━━ Working data

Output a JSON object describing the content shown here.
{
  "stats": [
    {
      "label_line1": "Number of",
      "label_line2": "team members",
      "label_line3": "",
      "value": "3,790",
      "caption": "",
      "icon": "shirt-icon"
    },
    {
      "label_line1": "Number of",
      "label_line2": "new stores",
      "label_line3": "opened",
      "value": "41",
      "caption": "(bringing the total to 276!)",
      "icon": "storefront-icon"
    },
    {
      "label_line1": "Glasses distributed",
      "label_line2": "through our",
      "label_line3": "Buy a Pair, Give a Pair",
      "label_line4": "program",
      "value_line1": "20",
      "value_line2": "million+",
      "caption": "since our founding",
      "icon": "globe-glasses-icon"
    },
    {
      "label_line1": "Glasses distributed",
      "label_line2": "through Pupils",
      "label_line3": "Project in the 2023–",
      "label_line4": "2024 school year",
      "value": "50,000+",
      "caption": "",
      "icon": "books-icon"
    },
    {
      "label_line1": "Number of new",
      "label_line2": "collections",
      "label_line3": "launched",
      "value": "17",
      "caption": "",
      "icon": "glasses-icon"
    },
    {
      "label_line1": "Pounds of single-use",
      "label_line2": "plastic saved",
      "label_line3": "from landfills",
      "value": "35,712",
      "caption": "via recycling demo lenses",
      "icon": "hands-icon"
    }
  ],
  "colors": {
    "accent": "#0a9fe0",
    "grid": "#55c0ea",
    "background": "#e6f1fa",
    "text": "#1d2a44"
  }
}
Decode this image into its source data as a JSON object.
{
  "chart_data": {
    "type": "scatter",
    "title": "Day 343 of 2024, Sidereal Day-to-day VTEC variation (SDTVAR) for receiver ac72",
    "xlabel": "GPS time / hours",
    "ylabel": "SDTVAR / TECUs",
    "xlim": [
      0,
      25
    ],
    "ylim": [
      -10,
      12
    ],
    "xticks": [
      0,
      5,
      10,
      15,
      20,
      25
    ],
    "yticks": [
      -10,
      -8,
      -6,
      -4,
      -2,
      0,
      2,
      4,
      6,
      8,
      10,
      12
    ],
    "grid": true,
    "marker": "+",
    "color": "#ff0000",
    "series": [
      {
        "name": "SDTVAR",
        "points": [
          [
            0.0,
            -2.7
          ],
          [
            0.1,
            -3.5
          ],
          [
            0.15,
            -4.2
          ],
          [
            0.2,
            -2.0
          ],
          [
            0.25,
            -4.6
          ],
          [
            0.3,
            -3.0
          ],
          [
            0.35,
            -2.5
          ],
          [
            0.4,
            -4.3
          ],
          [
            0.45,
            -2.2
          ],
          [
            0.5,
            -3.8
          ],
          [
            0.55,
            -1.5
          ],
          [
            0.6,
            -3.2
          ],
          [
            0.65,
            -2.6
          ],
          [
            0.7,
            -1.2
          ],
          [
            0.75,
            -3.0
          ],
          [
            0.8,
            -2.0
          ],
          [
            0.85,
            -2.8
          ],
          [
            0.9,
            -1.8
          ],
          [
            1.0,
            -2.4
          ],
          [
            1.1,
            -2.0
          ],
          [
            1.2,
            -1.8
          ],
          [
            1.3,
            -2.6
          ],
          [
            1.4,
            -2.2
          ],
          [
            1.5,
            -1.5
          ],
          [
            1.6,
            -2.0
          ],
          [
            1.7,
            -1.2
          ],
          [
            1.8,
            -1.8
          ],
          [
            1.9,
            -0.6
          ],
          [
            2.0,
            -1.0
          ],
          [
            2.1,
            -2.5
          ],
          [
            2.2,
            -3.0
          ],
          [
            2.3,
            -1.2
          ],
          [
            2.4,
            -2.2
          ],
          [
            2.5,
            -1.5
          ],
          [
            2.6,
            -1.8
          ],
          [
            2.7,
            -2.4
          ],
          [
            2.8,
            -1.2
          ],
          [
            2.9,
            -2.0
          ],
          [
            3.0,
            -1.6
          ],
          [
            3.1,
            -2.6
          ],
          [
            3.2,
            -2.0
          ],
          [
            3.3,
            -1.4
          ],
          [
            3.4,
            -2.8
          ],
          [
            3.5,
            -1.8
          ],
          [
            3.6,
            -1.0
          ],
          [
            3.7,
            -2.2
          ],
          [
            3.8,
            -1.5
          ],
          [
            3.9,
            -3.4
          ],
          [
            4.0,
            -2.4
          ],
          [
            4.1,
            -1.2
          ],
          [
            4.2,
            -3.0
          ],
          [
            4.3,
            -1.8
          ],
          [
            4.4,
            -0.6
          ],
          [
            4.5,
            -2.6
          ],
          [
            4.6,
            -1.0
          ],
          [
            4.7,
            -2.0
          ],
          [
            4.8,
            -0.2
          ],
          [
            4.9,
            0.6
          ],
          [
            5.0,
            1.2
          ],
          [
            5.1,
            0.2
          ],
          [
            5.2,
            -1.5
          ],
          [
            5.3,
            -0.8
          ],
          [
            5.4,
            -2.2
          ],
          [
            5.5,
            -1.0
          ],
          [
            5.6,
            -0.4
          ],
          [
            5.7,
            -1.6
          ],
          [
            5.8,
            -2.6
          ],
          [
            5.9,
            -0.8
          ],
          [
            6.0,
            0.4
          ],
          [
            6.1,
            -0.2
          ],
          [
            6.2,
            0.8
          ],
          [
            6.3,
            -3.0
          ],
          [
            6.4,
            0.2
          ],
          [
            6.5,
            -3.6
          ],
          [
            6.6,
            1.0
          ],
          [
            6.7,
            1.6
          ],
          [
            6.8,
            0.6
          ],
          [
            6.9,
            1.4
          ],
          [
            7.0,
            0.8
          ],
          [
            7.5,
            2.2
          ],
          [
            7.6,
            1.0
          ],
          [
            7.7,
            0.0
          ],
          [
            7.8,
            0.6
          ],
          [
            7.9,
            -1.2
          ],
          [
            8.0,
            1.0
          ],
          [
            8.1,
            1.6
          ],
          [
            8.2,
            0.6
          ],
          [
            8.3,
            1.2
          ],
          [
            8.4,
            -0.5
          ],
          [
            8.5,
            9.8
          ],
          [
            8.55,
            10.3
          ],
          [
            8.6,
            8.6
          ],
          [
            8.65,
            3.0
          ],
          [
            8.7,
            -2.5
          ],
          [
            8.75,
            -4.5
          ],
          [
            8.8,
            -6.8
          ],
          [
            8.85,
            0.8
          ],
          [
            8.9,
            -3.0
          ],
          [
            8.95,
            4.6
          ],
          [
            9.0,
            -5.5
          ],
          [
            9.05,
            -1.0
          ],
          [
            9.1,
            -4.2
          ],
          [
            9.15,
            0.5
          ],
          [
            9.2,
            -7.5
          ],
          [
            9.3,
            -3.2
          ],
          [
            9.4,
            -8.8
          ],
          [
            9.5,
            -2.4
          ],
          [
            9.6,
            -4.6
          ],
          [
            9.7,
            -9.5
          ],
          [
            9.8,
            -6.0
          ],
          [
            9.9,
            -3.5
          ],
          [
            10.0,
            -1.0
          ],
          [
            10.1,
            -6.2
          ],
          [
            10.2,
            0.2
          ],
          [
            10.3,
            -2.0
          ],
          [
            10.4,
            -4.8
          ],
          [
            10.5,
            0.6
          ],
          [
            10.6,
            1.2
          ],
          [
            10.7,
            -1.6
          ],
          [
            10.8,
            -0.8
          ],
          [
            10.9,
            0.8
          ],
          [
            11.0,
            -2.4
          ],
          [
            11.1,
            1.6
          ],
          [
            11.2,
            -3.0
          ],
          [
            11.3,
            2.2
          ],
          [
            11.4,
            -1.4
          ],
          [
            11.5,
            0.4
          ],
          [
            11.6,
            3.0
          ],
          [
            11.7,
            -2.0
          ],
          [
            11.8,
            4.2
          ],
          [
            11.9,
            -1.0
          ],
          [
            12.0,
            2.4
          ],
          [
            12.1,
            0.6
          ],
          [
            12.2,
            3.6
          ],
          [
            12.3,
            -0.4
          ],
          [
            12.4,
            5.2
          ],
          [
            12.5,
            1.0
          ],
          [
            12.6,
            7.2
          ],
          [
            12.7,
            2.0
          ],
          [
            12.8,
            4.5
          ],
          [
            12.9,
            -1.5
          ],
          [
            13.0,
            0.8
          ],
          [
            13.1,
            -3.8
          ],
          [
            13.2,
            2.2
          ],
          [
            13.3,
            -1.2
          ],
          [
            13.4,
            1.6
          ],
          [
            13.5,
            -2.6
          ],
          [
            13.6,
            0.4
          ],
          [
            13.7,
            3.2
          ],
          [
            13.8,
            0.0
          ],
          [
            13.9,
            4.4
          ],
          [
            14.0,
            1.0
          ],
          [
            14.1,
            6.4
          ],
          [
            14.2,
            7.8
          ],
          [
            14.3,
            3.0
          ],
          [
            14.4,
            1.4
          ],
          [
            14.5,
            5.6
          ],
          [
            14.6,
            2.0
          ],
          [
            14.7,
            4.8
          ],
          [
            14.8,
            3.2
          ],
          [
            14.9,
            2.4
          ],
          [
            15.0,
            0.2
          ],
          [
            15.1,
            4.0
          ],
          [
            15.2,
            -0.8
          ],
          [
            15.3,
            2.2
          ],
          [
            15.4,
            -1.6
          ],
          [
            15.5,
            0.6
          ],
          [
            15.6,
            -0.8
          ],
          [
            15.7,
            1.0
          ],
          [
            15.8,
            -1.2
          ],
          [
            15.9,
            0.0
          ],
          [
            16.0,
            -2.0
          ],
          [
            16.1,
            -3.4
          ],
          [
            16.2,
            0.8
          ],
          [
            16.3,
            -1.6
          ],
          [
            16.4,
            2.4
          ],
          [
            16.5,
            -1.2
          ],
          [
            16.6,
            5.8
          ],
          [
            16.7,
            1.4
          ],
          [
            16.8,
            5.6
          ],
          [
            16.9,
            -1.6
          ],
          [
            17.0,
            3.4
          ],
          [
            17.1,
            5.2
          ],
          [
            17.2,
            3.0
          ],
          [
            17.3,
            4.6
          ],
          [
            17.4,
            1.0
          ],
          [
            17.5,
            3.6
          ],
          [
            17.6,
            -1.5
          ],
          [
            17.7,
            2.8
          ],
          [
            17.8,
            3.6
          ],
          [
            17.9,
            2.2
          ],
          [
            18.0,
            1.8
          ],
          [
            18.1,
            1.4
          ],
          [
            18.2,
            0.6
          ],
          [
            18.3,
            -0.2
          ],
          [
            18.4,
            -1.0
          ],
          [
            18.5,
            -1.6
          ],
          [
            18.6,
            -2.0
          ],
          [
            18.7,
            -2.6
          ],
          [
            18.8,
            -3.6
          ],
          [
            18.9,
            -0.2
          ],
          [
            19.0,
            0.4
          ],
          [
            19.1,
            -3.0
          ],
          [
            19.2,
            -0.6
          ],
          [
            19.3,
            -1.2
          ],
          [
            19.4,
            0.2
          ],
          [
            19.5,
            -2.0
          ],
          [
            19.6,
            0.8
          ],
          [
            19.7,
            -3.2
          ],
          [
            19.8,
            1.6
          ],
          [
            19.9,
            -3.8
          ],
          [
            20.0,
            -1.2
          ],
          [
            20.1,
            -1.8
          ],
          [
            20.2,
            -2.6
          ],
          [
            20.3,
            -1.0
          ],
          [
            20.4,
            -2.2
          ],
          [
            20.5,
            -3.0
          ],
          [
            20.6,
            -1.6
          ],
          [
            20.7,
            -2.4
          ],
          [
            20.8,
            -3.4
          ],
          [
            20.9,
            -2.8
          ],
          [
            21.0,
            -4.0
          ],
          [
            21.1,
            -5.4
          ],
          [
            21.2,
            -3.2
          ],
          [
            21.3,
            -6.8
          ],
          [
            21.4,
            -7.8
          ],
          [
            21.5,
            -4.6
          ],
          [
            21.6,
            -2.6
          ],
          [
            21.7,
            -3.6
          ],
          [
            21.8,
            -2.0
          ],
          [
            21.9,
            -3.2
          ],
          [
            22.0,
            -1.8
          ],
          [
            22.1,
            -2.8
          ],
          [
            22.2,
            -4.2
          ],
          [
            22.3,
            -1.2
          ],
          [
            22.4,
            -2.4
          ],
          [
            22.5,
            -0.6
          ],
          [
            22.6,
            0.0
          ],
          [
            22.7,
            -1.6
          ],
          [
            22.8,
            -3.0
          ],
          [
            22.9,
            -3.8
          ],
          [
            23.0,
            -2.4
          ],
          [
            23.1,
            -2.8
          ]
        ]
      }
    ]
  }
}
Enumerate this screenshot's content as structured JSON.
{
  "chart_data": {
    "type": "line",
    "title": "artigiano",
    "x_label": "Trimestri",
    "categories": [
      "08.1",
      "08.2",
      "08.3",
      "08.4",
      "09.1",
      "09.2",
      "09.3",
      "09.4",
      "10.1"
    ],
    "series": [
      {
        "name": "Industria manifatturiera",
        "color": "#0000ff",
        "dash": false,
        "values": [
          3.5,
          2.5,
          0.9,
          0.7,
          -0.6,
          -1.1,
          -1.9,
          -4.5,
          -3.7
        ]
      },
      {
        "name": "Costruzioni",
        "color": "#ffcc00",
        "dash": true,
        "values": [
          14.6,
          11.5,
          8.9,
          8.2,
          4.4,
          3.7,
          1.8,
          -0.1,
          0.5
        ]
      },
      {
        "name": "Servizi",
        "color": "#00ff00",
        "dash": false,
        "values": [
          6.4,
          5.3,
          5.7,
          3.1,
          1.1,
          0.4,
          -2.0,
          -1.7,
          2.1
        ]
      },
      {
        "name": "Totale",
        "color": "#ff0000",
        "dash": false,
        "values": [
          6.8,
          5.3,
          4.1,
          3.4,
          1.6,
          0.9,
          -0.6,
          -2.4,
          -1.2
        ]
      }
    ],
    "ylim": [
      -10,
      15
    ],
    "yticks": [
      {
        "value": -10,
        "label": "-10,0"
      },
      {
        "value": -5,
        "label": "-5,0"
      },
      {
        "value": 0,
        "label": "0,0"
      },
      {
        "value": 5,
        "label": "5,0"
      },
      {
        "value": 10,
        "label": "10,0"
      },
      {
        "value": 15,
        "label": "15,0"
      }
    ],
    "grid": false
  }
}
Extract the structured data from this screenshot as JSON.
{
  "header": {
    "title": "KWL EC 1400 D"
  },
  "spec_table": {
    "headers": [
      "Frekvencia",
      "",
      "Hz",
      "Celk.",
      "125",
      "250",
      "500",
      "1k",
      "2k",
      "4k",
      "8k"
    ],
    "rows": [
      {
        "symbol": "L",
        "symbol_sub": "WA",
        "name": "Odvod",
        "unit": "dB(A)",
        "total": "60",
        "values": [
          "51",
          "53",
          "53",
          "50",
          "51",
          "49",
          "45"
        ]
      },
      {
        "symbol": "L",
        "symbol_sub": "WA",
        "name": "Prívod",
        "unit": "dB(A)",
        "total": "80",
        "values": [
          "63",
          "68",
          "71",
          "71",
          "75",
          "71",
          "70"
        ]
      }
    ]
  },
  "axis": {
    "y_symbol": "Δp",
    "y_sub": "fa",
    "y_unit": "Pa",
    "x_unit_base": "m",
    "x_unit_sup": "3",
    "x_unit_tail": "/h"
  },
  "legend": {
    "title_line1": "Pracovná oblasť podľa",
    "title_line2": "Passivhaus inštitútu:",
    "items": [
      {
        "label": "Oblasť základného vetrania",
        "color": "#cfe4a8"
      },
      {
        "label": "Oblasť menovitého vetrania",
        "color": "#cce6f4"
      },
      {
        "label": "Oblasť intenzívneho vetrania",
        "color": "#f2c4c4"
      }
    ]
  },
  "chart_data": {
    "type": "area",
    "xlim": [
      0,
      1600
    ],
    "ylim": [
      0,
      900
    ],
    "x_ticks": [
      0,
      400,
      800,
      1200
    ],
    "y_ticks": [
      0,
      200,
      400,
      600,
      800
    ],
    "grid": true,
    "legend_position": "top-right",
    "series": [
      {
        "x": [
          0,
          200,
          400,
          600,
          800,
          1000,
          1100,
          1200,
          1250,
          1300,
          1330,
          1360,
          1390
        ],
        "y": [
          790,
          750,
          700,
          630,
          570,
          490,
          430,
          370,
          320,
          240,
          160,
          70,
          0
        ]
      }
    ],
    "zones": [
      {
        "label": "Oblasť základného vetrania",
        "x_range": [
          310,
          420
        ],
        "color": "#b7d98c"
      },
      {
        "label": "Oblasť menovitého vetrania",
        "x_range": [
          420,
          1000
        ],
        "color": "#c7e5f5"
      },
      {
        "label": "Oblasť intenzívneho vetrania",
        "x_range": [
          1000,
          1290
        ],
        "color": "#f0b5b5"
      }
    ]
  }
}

━━━━

What is being asked: Only the number is wanted: how many lines in the data include the word "SDTVAR"?

Written response: 3